(Data extracted from a collection)

####

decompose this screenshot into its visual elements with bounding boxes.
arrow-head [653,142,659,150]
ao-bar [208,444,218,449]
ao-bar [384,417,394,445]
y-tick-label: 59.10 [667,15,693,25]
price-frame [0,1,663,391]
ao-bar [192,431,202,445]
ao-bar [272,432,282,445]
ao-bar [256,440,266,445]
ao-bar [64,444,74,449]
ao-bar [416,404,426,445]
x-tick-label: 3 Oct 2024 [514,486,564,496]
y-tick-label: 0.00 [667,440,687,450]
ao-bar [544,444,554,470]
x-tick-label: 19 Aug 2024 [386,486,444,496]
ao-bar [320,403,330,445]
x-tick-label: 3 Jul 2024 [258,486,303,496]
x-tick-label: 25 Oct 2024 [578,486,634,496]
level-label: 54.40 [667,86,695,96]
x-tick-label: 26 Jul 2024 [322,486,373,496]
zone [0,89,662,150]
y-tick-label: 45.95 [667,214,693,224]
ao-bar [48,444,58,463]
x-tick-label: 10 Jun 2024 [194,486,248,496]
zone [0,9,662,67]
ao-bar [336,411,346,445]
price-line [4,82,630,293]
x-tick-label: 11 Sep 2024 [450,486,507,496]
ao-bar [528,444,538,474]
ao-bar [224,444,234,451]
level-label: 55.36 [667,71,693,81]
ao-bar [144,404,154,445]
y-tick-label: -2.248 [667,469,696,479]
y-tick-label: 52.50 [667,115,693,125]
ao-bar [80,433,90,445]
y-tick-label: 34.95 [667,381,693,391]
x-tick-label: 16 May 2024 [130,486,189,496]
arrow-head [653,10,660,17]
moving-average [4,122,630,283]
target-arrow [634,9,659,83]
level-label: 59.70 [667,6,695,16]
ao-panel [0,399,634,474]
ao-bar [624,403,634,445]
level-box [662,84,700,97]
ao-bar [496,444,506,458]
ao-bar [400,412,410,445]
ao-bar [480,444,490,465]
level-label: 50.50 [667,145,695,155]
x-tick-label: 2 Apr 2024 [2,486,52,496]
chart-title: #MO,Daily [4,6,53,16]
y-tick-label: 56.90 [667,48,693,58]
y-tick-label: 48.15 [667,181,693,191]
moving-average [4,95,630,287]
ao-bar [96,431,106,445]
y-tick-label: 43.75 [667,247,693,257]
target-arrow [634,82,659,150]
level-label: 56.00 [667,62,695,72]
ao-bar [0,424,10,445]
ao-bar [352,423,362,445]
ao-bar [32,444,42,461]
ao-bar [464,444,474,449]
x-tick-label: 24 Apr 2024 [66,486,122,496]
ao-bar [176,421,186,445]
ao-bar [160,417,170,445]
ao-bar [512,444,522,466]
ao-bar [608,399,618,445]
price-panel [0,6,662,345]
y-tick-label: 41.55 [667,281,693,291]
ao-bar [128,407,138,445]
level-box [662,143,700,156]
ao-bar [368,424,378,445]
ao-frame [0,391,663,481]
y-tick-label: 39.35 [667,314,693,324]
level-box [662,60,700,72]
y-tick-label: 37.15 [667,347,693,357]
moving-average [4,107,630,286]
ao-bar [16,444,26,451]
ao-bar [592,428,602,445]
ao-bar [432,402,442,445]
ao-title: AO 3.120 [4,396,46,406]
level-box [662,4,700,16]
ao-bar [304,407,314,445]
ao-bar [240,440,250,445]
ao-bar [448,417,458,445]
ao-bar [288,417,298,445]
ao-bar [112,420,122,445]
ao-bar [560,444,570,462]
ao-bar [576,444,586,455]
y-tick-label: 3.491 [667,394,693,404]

####

Extract every line of the data above and reproduce each one verbatim, with nothing added, dropped, or altered.

_THE RESULT_:
decompose this screenshot into its visual elements with bounding boxes.
arrow-head [653,142,659,150]
ao-bar [208,444,218,449]
ao-bar [384,417,394,445]
y-tick-label: 59.10 [667,15,693,25]
price-frame [0,1,663,391]
ao-bar [192,431,202,445]
ao-bar [272,432,282,445]
ao-bar [256,440,266,445]
ao-bar [64,444,74,449]
ao-bar [416,404,426,445]
x-tick-label: 3 Oct 2024 [514,486,564,496]
y-tick-label: 0.00 [667,440,687,450]
ao-bar [544,444,554,470]
x-tick-label: 19 Aug 2024 [386,486,444,496]
ao-bar [320,403,330,445]
x-tick-label: 3 Jul 2024 [258,486,303,496]
x-tick-label: 25 Oct 2024 [578,486,634,496]
level-label: 54.40 [667,86,695,96]
x-tick-label: 26 Jul 2024 [322,486,373,496]
zone [0,89,662,150]
y-tick-label: 45.95 [667,214,693,224]
ao-bar [48,444,58,463]
x-tick-label: 10 Jun 2024 [194,486,248,496]
zone [0,9,662,67]
ao-bar [336,411,346,445]
price-line [4,82,630,293]
x-tick-label: 11 Sep 2024 [450,486,507,496]
ao-bar [528,444,538,474]
ao-bar [224,444,234,451]
level-label: 55.36 [667,71,693,81]
ao-bar [144,404,154,445]
y-tick-label: -2.248 [667,469,696,479]
y-tick-label: 52.50 [667,115,693,125]
ao-bar [80,433,90,445]
y-tick-label: 34.95 [667,381,693,391]
x-tick-label: 16 May 2024 [130,486,189,496]
arrow-head [653,10,660,17]
moving-average [4,122,630,283]
target-arrow [634,9,659,83]
level-label: 59.70 [667,6,695,16]
ao-panel [0,399,634,474]
ao-bar [624,403,634,445]
level-box [662,84,700,97]
ao-bar [496,444,506,458]
ao-bar [400,412,410,445]
ao-bar [480,444,490,465]
level-label: 50.50 [667,145,695,155]
x-tick-label: 2 Apr 2024 [2,486,52,496]
chart-title: #MO,Daily [4,6,53,16]
y-tick-label: 56.90 [667,48,693,58]
y-tick-label: 48.15 [667,181,693,191]
moving-average [4,95,630,287]
ao-bar [96,431,106,445]
y-tick-label: 43.75 [667,247,693,257]
target-arrow [634,82,659,150]
level-label: 56.00 [667,62,695,72]
ao-bar [0,424,10,445]
ao-bar [352,423,362,445]
ao-bar [32,444,42,461]
ao-bar [464,444,474,449]
x-tick-label: 24 Apr 2024 [66,486,122,496]
ao-bar [176,421,186,445]
ao-bar [160,417,170,445]
ao-bar [512,444,522,466]
ao-bar [608,399,618,445]
price-panel [0,6,662,345]
y-tick-label: 41.55 [667,281,693,291]
ao-bar [128,407,138,445]
level-box [662,143,700,156]
ao-bar [368,424,378,445]
ao-frame [0,391,663,481]
y-tick-label: 39.35 [667,314,693,324]
level-box [662,60,700,72]
y-tick-label: 37.15 [667,347,693,357]
moving-average [4,107,630,286]
ao-bar [16,444,26,451]
ao-bar [592,428,602,445]
ao-bar [432,402,442,445]
ao-title: AO 3.120 [4,396,46,406]
level-box [662,4,700,16]
ao-bar [304,407,314,445]
ao-bar [240,440,250,445]
ao-bar [448,417,458,445]
ao-bar [288,417,298,445]
ao-bar [112,420,122,445]
ao-bar [560,444,570,462]
ao-bar [576,444,586,455]
y-tick-label: 3.491 [667,394,693,404]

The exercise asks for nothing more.